[START]

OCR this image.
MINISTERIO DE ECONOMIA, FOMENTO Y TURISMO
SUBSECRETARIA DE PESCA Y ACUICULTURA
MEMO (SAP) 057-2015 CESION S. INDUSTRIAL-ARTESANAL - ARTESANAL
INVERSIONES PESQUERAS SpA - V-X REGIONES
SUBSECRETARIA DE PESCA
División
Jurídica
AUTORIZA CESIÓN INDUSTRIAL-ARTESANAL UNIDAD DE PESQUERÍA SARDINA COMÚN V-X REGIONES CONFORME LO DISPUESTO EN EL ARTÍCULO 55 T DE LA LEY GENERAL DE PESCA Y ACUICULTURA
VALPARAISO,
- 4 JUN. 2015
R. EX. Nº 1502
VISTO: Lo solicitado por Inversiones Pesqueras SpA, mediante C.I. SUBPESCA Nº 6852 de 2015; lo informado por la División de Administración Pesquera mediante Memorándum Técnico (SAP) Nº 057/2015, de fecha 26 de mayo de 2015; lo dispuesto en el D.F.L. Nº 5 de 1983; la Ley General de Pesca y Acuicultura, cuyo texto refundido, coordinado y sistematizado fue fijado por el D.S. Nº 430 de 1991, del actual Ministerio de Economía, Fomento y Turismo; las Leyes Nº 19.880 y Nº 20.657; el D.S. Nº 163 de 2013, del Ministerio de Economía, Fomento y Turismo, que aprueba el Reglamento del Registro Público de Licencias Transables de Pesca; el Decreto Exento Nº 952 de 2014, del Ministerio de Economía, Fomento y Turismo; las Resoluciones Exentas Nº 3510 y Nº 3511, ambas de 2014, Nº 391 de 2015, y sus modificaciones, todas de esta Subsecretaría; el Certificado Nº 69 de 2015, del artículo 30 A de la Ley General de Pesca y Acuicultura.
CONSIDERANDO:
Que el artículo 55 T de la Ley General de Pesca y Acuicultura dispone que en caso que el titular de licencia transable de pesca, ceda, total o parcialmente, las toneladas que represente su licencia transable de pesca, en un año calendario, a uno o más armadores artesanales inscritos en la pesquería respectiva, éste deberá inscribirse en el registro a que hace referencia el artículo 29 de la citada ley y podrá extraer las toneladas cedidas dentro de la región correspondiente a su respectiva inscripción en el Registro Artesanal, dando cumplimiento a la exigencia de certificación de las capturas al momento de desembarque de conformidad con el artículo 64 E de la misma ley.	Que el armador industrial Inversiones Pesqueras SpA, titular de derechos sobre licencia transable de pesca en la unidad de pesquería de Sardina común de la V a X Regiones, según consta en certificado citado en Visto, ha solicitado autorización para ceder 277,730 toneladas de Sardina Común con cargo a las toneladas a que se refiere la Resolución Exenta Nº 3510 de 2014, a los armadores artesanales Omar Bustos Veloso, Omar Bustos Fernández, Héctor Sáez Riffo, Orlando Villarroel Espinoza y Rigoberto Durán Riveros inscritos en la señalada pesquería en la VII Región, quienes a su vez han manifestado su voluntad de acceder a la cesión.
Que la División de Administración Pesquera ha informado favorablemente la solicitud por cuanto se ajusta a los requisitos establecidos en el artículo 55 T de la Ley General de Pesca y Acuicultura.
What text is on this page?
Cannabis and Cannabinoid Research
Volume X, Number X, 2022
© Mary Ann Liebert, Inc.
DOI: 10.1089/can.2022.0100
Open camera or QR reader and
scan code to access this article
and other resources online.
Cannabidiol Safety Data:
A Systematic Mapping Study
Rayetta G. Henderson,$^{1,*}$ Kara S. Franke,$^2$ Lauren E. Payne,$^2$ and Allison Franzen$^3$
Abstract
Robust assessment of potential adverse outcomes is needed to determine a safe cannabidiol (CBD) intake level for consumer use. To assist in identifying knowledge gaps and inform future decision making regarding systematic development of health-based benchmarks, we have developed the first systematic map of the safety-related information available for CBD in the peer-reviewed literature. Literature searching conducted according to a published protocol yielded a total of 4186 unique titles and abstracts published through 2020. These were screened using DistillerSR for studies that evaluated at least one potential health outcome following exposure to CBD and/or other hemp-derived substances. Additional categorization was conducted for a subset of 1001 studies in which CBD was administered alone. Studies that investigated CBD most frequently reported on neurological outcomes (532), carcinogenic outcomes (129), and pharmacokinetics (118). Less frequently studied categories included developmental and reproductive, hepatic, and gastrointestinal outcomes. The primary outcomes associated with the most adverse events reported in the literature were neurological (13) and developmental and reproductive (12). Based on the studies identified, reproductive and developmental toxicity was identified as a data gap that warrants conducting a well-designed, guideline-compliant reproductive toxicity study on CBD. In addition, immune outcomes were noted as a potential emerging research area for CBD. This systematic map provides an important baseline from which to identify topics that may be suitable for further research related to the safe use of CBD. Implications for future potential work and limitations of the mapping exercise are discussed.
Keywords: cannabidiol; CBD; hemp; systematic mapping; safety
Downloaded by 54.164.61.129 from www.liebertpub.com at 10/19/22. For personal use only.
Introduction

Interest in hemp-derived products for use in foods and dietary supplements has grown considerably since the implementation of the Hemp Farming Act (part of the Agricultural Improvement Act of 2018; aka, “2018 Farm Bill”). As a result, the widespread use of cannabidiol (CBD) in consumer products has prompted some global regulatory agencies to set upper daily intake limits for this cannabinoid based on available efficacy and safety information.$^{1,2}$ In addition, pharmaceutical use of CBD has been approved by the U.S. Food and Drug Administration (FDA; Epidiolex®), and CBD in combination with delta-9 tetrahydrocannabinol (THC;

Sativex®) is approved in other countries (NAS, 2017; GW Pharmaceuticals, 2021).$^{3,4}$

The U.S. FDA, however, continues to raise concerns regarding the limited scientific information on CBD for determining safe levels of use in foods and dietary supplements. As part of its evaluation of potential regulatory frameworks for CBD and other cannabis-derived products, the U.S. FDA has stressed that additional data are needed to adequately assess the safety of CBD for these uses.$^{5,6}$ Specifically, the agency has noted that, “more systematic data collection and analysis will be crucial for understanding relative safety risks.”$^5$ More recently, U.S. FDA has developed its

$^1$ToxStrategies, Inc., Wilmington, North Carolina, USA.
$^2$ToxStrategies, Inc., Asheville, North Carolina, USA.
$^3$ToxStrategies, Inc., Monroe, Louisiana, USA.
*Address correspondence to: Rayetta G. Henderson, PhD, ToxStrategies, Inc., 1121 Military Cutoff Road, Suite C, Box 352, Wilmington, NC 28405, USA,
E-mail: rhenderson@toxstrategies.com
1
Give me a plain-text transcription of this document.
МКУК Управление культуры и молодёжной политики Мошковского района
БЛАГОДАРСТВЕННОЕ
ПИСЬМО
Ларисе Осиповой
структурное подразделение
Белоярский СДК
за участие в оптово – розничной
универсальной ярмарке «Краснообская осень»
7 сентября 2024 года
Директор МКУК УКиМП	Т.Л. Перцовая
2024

[END]

◆ **The request**
Select all lines in the listing above where the word "Carolina" appears, and show them.

◆ **Complete answer**
$^1$ToxStrategies, Inc., Wilmington, North Carolina, USA.
$^2$ToxStrategies, Inc., Asheville, North Carolina, USA.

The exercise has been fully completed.